-- START OF Task data --
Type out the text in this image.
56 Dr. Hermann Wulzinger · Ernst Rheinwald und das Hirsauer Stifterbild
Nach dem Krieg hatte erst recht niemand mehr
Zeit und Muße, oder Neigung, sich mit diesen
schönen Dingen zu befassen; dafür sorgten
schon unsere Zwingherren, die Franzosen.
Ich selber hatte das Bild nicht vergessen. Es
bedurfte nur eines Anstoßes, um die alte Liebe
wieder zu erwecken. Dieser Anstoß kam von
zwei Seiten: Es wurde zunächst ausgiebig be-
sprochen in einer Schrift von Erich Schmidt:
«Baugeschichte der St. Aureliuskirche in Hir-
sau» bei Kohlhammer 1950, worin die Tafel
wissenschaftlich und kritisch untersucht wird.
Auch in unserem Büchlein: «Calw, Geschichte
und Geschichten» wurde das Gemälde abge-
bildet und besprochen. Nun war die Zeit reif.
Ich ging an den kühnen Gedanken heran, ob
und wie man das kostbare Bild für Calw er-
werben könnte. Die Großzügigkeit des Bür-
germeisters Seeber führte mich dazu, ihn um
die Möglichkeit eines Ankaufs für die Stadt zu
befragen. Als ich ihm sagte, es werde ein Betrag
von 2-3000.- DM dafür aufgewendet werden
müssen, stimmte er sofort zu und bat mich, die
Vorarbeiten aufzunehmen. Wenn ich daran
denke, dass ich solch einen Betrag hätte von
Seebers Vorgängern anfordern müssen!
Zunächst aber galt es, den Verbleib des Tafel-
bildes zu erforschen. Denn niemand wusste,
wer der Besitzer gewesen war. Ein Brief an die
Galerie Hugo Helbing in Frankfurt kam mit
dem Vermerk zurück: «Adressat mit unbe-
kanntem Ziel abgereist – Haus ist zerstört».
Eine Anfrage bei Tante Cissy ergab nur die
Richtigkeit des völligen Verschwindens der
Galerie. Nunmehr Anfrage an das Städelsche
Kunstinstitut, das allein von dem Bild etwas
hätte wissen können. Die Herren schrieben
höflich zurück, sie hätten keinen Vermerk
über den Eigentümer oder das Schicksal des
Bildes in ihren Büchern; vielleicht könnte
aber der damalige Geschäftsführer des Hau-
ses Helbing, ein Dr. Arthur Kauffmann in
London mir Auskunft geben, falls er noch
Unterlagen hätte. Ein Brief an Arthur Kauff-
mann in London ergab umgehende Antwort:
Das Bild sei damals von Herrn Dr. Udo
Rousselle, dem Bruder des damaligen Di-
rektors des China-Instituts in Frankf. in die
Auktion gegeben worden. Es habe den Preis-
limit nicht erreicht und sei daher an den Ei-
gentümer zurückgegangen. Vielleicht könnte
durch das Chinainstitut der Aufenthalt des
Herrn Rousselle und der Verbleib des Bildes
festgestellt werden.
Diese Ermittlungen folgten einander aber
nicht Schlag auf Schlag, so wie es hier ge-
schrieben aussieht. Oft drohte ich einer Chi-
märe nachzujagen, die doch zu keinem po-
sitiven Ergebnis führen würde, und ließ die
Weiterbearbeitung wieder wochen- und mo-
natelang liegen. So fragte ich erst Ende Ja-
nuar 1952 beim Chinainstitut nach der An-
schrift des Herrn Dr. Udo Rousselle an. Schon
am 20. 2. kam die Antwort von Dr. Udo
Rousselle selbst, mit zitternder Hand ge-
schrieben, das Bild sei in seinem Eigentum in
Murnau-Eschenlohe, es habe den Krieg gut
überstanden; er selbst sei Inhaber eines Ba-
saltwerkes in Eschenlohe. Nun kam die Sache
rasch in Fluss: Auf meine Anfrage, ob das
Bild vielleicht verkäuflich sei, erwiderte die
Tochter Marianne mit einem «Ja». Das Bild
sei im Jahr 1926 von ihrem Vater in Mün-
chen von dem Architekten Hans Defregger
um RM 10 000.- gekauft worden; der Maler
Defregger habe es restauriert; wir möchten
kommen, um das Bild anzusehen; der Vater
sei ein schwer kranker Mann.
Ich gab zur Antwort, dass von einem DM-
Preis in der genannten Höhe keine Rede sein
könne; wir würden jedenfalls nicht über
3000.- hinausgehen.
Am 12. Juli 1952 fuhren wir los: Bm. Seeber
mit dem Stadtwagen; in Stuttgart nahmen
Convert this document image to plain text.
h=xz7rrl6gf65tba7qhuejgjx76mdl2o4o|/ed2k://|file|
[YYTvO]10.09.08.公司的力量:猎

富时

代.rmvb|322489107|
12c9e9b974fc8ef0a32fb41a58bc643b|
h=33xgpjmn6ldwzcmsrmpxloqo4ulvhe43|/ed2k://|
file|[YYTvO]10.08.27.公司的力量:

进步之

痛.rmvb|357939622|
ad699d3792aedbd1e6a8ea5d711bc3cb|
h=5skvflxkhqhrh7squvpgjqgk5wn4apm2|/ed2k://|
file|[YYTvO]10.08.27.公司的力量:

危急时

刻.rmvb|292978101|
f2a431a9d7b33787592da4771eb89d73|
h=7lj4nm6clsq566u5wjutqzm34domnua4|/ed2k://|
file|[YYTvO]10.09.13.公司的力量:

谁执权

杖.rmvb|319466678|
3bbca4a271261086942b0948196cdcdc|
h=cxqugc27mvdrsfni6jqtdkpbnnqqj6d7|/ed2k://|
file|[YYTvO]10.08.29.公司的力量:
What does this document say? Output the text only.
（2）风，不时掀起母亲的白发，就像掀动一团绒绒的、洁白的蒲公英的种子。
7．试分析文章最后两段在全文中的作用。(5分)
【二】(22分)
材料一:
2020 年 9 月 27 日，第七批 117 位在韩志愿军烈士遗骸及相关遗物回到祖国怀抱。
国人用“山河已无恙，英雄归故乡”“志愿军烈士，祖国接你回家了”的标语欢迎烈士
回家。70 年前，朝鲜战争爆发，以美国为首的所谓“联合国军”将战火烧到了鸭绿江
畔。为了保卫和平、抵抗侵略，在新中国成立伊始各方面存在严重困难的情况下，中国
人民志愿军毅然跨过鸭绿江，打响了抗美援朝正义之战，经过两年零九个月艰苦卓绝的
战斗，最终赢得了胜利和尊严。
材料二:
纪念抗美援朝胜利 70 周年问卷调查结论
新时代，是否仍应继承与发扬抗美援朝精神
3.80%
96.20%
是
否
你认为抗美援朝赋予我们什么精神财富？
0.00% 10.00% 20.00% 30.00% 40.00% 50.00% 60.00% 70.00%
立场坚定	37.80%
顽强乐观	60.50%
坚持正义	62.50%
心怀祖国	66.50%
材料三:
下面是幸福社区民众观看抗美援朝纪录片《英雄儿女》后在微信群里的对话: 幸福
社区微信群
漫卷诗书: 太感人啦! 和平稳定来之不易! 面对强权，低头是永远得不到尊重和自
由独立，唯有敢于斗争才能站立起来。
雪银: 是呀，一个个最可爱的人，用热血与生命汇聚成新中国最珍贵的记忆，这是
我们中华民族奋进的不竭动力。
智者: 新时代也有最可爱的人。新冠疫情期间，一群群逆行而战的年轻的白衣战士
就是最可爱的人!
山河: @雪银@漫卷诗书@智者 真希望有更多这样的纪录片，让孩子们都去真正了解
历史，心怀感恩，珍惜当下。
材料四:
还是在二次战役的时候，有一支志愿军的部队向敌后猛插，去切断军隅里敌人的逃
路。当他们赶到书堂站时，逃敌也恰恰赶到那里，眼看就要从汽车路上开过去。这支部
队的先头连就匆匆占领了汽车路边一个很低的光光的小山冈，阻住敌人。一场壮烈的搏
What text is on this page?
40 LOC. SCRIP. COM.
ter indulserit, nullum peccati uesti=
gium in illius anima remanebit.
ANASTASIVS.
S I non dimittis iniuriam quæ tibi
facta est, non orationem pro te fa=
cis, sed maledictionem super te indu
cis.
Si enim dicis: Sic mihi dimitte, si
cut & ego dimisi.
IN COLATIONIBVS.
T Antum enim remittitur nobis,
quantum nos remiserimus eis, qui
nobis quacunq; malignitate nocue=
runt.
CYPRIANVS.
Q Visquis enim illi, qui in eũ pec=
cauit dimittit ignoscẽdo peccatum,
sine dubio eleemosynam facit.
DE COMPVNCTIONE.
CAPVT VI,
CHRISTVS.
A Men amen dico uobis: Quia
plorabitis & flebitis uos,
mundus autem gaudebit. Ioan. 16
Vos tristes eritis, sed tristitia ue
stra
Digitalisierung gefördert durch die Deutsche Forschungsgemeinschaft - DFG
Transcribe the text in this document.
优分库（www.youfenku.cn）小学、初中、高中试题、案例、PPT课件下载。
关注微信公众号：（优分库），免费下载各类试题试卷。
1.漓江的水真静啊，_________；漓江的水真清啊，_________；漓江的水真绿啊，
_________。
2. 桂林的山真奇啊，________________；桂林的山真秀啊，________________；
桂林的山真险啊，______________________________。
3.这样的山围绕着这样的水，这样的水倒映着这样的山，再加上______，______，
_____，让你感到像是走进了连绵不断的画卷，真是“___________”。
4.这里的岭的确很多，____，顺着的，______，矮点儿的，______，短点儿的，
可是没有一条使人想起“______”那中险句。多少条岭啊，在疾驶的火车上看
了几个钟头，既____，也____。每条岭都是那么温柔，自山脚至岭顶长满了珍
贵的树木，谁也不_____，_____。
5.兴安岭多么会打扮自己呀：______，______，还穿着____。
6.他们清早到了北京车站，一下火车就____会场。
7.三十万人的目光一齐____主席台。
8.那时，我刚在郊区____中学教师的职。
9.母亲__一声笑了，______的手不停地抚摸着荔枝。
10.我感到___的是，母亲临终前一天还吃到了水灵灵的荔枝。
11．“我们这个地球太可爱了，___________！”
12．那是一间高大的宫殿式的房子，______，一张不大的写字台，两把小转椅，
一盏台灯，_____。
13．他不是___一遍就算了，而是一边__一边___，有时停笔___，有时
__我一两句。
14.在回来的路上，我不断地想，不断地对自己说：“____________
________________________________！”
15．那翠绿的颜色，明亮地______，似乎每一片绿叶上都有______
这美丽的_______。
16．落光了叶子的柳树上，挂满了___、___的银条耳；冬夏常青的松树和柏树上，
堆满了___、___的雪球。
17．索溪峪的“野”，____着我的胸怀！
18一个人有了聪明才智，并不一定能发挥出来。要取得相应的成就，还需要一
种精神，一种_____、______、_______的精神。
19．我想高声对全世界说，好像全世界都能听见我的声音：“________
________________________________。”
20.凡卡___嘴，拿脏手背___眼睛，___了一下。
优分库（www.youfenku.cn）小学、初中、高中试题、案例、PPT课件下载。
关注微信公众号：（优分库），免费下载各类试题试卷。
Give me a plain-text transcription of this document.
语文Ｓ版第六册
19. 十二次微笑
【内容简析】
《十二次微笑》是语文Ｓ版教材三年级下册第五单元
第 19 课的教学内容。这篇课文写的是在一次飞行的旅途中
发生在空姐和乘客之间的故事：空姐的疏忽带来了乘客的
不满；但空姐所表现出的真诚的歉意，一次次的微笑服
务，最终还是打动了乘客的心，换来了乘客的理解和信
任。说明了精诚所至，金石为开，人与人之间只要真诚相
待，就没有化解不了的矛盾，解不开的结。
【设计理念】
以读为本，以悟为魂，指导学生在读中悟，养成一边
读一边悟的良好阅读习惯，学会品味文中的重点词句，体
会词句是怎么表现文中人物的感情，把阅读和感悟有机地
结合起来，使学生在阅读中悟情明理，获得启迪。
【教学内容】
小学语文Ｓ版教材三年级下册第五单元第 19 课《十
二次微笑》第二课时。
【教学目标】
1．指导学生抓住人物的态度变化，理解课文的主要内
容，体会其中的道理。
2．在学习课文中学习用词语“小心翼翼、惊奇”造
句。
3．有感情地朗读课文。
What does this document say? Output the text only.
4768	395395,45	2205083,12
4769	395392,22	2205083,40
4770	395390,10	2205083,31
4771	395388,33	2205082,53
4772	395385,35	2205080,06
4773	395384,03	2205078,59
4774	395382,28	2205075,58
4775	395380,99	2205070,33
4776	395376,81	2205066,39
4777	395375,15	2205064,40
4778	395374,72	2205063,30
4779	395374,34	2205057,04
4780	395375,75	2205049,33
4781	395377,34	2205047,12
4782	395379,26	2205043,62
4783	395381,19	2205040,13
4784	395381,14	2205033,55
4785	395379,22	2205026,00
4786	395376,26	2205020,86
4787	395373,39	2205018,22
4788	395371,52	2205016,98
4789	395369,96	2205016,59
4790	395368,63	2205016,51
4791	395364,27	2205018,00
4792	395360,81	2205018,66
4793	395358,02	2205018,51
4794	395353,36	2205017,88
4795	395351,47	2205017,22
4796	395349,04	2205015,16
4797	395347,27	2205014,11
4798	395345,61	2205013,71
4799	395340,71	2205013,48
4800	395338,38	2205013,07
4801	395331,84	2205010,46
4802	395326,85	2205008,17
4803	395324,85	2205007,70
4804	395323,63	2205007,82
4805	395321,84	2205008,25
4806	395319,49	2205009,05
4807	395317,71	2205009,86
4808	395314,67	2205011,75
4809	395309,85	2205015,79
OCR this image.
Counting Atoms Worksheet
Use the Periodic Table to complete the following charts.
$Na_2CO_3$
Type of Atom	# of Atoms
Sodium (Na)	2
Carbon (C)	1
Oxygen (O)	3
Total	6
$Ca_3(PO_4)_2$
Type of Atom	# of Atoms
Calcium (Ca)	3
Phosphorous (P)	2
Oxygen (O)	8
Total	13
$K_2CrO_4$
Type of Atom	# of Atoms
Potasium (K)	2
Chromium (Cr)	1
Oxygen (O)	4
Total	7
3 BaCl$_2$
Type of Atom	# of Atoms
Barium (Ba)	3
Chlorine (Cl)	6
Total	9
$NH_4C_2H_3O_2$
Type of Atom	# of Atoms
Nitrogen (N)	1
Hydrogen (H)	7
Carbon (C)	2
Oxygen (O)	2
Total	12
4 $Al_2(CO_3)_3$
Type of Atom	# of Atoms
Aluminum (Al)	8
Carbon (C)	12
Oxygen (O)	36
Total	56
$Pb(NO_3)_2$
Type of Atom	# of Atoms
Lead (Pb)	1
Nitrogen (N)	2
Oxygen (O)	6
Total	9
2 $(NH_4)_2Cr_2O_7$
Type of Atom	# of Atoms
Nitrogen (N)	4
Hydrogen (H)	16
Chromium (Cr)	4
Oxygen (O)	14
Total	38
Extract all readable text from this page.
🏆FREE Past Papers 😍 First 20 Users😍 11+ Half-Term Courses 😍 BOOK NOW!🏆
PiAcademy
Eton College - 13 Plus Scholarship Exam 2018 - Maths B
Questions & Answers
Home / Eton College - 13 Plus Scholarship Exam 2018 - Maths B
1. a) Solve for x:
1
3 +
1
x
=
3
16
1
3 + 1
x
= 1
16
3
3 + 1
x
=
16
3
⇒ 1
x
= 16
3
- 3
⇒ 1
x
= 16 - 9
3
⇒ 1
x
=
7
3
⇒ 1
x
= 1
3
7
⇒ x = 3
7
-- END OF Task data --
• _Given problem_
Scan the records for the string "Scholarship". Copy each line in which it appears.

• _The completed task_
Eton College - 13 Plus Scholarship Exam 2018 - Maths B
Home / Eton College - 13 Plus Scholarship Exam 2018 - Maths B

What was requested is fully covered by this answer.